_Task instructions_: Review the material line by line. Identify and copy every line that contains the string "logo".

(Extracted data entries)
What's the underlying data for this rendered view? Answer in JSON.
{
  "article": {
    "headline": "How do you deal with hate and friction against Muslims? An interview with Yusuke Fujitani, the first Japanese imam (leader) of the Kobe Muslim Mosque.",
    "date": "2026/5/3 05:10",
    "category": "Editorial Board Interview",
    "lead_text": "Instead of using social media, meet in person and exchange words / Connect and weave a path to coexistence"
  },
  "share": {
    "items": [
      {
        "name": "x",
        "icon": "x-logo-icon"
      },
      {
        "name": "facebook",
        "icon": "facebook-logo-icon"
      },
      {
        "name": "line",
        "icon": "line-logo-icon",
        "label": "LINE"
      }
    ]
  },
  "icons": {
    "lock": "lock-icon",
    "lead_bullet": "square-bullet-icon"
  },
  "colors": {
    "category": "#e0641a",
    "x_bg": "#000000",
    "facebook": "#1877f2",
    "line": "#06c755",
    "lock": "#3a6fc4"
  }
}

_Expected output_:
        "icon": "x-logo-icon"
        "icon": "facebook-logo-icon"
        "icon": "line-logo-icon",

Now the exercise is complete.